Records that describe figures:
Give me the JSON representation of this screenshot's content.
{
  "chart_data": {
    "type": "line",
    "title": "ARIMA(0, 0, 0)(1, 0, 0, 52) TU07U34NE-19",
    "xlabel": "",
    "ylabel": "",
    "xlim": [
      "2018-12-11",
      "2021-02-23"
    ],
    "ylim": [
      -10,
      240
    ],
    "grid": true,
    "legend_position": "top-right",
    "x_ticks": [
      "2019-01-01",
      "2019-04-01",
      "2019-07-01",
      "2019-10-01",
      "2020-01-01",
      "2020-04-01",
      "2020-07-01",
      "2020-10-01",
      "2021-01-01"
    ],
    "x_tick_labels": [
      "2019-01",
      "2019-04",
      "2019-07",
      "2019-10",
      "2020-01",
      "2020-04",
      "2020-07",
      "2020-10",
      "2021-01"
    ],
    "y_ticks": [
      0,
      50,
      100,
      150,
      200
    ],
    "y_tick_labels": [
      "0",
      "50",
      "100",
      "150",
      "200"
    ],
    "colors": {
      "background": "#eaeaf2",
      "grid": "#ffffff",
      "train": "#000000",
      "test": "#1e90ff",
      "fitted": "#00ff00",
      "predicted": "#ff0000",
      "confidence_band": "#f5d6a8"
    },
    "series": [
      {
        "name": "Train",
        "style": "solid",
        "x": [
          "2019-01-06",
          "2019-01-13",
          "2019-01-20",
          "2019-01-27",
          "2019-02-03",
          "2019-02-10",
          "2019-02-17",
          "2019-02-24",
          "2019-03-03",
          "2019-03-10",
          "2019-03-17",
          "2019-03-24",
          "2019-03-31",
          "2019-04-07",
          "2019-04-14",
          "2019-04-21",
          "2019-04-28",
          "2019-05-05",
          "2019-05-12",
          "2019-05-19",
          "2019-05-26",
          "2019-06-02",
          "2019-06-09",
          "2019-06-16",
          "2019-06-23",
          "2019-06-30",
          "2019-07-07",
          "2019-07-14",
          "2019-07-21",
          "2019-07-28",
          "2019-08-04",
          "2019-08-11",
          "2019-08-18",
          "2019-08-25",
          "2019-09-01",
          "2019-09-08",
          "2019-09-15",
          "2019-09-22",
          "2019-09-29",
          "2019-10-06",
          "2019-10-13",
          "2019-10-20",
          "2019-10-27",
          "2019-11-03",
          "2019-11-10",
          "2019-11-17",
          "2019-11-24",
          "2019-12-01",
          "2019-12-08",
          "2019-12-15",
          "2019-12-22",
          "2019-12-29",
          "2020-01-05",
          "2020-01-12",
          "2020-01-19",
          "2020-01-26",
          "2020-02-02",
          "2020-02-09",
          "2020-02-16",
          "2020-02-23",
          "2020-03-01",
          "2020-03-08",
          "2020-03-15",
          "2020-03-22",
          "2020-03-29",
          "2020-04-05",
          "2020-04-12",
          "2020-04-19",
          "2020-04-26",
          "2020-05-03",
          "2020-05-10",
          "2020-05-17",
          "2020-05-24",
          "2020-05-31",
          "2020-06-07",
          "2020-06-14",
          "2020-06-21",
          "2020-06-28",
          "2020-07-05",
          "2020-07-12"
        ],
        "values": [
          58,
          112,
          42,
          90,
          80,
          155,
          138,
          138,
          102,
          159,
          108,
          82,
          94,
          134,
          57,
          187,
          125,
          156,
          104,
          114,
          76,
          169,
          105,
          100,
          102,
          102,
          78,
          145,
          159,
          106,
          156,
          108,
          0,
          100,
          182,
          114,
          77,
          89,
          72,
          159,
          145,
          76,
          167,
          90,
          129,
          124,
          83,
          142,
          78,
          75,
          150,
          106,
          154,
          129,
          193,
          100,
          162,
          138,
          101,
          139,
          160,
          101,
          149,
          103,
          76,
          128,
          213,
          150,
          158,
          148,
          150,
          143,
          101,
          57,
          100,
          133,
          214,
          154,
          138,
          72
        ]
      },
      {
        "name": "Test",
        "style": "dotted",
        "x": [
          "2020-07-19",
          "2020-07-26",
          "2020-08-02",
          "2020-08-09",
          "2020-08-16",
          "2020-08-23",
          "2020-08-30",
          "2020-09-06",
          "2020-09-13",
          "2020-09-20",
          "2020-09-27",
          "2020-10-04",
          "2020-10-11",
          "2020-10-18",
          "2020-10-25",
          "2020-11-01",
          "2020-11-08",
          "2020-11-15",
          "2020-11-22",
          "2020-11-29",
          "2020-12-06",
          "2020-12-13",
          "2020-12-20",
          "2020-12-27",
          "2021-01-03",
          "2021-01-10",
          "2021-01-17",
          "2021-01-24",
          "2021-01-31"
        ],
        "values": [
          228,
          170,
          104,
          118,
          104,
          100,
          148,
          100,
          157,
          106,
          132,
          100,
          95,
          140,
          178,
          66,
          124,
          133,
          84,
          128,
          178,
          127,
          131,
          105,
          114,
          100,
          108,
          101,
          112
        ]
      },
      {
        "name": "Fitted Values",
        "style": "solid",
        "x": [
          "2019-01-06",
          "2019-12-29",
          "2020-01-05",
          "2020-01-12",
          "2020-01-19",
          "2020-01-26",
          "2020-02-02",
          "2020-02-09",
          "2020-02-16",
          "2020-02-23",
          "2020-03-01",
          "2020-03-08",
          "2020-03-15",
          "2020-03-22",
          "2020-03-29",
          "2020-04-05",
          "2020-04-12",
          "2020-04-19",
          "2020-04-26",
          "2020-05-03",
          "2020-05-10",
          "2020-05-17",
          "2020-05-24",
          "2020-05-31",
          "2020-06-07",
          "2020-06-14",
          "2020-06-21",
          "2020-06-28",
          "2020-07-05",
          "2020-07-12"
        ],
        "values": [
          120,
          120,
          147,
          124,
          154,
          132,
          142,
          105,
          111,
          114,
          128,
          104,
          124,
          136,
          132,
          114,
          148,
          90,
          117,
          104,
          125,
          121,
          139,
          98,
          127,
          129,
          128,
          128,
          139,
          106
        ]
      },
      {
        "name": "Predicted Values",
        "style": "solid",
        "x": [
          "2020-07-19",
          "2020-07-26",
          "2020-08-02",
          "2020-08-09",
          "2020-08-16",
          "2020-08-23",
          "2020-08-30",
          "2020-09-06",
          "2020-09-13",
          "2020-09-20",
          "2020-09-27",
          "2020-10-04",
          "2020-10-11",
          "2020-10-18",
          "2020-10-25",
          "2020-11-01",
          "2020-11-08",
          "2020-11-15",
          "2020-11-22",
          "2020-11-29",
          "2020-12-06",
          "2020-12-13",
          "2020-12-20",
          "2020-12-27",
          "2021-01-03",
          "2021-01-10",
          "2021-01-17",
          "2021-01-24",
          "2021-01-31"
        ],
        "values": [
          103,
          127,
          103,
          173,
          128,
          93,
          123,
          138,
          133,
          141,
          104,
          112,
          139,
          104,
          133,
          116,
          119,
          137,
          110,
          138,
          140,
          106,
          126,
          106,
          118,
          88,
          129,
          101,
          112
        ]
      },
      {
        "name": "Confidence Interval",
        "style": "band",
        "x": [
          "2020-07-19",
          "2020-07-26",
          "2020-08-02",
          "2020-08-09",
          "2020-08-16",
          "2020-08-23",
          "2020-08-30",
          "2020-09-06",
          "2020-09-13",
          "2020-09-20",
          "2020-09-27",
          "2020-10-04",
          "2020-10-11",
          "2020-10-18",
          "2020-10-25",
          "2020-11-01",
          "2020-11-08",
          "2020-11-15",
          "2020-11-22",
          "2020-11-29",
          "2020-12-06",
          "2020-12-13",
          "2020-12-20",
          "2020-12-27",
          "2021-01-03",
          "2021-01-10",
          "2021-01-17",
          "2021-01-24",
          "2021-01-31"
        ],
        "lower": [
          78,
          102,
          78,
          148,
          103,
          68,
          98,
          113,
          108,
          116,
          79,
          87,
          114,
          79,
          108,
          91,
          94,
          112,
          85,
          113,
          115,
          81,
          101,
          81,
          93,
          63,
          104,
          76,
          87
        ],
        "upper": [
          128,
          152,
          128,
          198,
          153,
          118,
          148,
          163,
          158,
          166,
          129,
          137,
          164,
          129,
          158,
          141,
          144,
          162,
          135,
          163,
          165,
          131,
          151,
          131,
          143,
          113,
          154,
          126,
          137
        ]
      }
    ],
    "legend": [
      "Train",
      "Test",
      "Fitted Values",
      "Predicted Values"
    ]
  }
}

### Short exercise
Choose all lines containing the string "name" and copy them out.

### Solved exercise
        "name": "Train",
        "name": "Test",
        "name": "Fitted Values",
        "name": "Predicted Values",
        "name": "Confidence Interval",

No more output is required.